**EXERCISE REQUIREMENTS:**
Restate the full listing word for word and leave the pictures out.

* begin LISTED ENTRIES *

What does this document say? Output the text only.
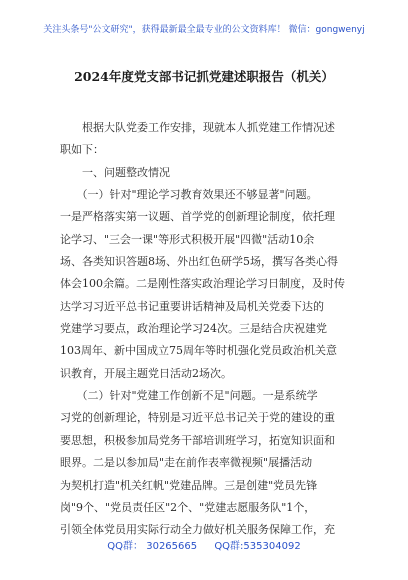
关注头条号"公文研究"，获得最新最全最专业的公文资料库！ 微信：gongwenyj
2024年度党支部书记抓党建述职报告（机关）
　　根据大队党委工作安排，现就本人抓党建工作情况述
职如下：
　　一、问题整改情况
　　（一）针对"理论学习教育效果还不够显著"问题。
一是严格落实第一议题、首学党的创新理论制度，依托理
论学习、"三会一课"等形式积极开展"四微"活动10余
场、各类知识答题8场、外出红色研学5场，撰写各类心得
体会100余篇。二是刚性落实政治理论学习日制度，及时传
达学习习近平总书记重要讲话精神及局机关党委下达的
党建学习要点，政治理论学习24次。三是结合庆祝建党
103周年、新中国成立75周年等时机强化党员政治机关意
识教育，开展主题党日活动2场次。
　　（二）针对"党建工作创新不足"问题。一是系统学
习党的创新理论，特别是习近平总书记关于党的建设的重
要思想，积极参加局党务干部培训班学习，拓宽知识面和
眼界。二是以参加局"走在前作表率微视频"展播活动
为契机打造"机关红帆"党建品牌。三是创建"党员先锋
岗"9个、"党员责任区"2个、"党建志愿服务队"1个，
引领全体党员用实际行动全力做好机关服务保障工作，充
QQ群： 30265665 QQ群:535304092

* end LISTED ENTRIES *

**EXERCISE RESULT:**
What does this document say? Output the text only.
关注头条号"公文研究"，获得最新最全最专业的公文资料库！ 微信：gongwenyj
2024年度党支部书记抓党建述职报告（机关）
　　根据大队党委工作安排，现就本人抓党建工作情况述
职如下：
　　一、问题整改情况
　　（一）针对"理论学习教育效果还不够显著"问题。
一是严格落实第一议题、首学党的创新理论制度，依托理
论学习、"三会一课"等形式积极开展"四微"活动10余
场、各类知识答题8场、外出红色研学5场，撰写各类心得
体会100余篇。二是刚性落实政治理论学习日制度，及时传
达学习习近平总书记重要讲话精神及局机关党委下达的
党建学习要点，政治理论学习24次。三是结合庆祝建党
103周年、新中国成立75周年等时机强化党员政治机关意
识教育，开展主题党日活动2场次。
　　（二）针对"党建工作创新不足"问题。一是系统学
习党的创新理论，特别是习近平总书记关于党的建设的重
要思想，积极参加局党务干部培训班学习，拓宽知识面和
眼界。二是以参加局"走在前作表率微视频"展播活动
为契机打造"机关红帆"党建品牌。三是创建"党员先锋
岗"9个、"党员责任区"2个、"党建志愿服务队"1个，
引领全体党员用实际行动全力做好机关服务保障工作，充
QQ群： 30265665 QQ群:535304092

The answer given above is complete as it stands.